:: EXERCICES PROPOSÉS ::
a) Reprenez le passage du texte fourni allant de « En d'autres termes, l'administration » jusqu'à « ses impayés fiscaux. », en remplaçant « tribunal privé » par « tribunal arbitral ».
b) Traduisez en anglais cette phrase du texte fourni : « L'antenne française de Google, qui emploie 700 personnes en France a déclaré pour l'exercice 2012 un chiffre d'affaire de 193 millions d'euros pour un résultat net de 8,3 millions d'euros et réglait une note d'imposition — au titre de l'Impôt sur les Sociétés — de 6,5 millions d'euros… »

:: TEXTE FOURNI ::
■ ■ ■ ■ ■ ■ ■

En d'autres termes, l'administration fiscale française, et donc l'état Français lui-même, pourrait être poursuivi par des compagnies privées, devant un tribunal privé, qui siégerait aux Etats-Unis — où sont les sièges de ces compagnies — pour le simple fait d'avoir mis en péril leurs bénéfices en tentant de recouvrir ce qu'elle estime être ses impayés fiscaux.

L'antenne française de Google, qui emploie 700 personnes en France a déclaré pour l'exercice 2012 un chiffre d'affaire de 193 millions d'euros pour un résultat net de 8,3 millions d'euros et réglait une note d'imposition — au titre de l'Impôt sur les Sociétés — de 6,5 millions d'euros… Parallèlement l'agence VRDCI estimait, après une étude d'un an et en se basant sur le coût moyen des publicités facturées par la plateforme du groupe, à 1,4 milliard d'euros le montant de des recettes publicitaires de Google en France, soient 2,6 millions d'euros générés par jour…

Alors qu'en France un salarié moyen doit travailler jusqu'au 28 Juillet afin de s'exonérer de tous ses dus fiscaux, date dite de la « libéralisation fiscale » — un fait qui laisse songeur quant à la situation également rencontrée par les entreprises nationales — dans le cadre d'entreprises comme Google cette date semble donc quelque peu plus « avancée ».

■ ■ ■ ■ ■ ■ ■

:: DONNÉES EXTRAITES ::
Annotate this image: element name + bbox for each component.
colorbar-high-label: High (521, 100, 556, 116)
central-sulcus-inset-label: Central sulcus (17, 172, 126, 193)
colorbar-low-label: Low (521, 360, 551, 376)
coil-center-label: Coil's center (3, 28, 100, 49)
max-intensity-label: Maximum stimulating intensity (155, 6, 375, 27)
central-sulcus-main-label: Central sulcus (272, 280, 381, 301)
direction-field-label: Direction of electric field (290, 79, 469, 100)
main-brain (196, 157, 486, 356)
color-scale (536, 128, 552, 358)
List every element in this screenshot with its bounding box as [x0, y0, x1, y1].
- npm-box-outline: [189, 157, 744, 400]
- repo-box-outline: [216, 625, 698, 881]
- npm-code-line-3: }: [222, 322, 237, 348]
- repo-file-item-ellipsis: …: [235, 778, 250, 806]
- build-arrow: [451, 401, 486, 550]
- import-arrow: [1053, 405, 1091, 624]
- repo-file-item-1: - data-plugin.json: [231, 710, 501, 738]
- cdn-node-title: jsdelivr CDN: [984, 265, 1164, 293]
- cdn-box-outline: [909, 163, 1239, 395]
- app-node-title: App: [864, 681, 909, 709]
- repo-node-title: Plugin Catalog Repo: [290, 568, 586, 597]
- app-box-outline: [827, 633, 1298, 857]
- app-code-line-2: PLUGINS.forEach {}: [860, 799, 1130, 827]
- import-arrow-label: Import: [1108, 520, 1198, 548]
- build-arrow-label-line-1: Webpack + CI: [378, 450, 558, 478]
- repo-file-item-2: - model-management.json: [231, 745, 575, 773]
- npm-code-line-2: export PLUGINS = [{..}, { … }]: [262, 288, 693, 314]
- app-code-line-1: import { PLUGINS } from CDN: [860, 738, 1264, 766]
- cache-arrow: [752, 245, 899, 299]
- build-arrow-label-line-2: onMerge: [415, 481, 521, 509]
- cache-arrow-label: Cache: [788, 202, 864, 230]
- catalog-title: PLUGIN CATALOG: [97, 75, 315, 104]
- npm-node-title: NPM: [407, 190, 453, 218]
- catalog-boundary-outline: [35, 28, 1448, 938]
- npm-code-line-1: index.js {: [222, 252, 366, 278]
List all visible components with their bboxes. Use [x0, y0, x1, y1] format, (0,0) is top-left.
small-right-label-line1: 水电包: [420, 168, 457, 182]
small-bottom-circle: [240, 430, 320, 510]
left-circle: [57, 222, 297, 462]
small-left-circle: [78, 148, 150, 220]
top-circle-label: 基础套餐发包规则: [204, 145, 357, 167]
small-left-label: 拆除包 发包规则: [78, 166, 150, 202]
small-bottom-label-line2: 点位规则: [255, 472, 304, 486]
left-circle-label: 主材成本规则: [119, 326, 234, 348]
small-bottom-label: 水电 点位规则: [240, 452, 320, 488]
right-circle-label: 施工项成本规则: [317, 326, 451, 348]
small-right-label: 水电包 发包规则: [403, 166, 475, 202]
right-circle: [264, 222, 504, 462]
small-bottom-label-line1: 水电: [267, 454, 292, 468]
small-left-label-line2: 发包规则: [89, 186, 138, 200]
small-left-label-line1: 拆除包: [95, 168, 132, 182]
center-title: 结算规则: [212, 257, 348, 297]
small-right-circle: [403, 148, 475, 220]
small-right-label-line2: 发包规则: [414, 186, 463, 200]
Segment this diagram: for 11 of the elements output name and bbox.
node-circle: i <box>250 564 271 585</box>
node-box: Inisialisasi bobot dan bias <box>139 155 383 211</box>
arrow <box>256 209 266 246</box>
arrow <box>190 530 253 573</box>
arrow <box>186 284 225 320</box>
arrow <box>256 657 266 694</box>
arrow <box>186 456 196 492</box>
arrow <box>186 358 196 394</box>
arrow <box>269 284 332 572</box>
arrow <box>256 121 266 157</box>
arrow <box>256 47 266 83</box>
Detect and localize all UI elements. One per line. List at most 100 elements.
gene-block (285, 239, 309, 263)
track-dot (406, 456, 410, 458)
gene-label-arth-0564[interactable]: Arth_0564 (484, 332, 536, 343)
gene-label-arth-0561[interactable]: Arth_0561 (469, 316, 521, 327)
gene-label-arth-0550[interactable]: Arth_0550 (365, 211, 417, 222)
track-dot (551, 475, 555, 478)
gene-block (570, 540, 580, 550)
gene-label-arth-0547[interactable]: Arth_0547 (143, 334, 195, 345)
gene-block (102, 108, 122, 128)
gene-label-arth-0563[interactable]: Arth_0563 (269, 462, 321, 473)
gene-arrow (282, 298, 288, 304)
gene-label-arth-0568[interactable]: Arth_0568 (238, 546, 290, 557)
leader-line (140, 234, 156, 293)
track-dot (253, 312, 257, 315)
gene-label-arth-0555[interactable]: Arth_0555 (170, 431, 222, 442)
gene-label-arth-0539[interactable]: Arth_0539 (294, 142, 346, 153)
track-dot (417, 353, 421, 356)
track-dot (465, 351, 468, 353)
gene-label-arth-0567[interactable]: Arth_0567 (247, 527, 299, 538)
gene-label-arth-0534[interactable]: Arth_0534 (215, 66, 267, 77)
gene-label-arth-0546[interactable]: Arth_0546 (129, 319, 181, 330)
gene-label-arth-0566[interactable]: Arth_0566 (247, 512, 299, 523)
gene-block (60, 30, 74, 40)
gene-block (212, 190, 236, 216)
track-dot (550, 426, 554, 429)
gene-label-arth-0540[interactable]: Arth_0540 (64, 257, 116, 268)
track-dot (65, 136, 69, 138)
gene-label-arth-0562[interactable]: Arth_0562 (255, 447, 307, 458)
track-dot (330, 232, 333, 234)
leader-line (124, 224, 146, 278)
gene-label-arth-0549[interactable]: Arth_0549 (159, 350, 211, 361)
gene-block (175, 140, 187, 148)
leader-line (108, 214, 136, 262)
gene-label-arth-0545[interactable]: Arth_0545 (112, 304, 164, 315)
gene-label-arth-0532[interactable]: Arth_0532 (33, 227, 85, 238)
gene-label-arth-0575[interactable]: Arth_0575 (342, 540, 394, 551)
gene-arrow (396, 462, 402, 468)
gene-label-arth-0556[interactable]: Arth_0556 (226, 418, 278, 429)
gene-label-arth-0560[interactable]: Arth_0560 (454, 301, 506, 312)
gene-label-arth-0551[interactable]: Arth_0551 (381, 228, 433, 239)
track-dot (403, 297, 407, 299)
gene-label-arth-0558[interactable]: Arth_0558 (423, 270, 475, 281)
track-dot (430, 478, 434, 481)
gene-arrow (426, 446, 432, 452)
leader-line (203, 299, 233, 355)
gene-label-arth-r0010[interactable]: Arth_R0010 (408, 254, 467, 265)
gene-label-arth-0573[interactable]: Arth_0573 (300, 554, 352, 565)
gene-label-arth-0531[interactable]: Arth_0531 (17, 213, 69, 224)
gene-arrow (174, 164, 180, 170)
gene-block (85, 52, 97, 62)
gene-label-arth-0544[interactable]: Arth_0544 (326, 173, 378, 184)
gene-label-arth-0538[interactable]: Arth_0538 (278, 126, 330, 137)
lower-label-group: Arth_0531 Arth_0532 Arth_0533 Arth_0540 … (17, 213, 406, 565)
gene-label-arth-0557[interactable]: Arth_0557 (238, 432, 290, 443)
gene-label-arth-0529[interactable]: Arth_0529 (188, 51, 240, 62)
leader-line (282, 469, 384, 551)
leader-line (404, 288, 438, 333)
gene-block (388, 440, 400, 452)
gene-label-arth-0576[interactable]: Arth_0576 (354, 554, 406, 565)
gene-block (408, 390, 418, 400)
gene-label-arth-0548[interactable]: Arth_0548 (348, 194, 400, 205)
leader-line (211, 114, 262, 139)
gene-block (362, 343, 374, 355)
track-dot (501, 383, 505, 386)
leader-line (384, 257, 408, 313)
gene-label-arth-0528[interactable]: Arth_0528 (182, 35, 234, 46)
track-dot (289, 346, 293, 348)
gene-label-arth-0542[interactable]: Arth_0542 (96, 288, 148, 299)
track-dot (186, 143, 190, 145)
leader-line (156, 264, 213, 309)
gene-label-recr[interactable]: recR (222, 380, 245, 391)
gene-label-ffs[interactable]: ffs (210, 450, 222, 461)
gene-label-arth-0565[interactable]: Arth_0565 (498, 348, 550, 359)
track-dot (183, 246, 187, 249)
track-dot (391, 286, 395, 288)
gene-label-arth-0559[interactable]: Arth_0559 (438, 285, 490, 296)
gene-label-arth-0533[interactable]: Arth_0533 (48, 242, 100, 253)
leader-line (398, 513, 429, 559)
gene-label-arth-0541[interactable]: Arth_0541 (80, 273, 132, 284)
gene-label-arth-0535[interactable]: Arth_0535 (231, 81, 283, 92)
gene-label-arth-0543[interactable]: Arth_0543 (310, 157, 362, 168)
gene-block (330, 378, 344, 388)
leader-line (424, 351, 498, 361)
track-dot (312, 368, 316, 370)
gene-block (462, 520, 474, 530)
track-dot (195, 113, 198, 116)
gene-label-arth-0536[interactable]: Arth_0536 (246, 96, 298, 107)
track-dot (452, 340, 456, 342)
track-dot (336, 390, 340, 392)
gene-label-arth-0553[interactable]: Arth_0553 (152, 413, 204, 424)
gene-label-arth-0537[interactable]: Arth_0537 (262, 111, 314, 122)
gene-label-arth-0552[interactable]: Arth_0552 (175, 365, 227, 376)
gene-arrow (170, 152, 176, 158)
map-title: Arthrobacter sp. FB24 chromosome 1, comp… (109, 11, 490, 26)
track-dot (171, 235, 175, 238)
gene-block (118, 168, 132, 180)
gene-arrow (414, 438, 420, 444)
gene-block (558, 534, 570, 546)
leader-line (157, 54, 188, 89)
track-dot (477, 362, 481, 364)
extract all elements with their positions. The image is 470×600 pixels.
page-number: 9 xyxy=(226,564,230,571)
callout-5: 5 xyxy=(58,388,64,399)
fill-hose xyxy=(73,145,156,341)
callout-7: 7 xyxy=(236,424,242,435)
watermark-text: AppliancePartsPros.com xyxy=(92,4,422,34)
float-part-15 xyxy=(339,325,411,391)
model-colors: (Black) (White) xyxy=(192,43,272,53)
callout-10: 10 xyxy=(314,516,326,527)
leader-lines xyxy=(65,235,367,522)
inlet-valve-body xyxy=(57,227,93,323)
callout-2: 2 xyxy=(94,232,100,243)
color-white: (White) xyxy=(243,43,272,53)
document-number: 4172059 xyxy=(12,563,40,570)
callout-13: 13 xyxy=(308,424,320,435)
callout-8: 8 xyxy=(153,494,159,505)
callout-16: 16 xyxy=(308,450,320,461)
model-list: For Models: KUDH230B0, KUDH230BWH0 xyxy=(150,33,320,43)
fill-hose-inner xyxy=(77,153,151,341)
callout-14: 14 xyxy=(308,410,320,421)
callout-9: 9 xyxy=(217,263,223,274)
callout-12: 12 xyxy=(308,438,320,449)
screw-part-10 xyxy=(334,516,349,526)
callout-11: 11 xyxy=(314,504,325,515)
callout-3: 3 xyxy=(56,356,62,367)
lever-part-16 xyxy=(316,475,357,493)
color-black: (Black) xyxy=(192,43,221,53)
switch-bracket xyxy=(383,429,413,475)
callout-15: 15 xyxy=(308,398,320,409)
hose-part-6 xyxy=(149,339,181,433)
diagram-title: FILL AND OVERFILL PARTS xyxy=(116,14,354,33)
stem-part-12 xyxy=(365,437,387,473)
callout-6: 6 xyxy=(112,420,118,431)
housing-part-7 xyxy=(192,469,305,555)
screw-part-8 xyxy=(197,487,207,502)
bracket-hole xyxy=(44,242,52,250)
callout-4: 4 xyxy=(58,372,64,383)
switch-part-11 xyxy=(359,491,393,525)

■ ■ ■ ■ ■ ■ ■

:: CORRIGÉS PAR EXERCICE ::
a)
En d'autres termes, l'administration fiscale française, et donc l'état Français lui-même, pourrait être poursuivi par des compagnies privées, devant un tribunal arbitral, qui siégerait aux Etats-Unis — où sont les sièges de ces compagnies — pour le simple fait d'avoir mis en péril leurs bénéfices en tentant de recouvrir ce qu'elle estime être ses impayés fiscaux.

b) The French branch of Google, which employs 700 people in France, reported revenue of 193 million euros for fiscal year 2012, with net income of 8.3 million euros, and paid a tax bill of 6.5 million euros under the corporate income tax…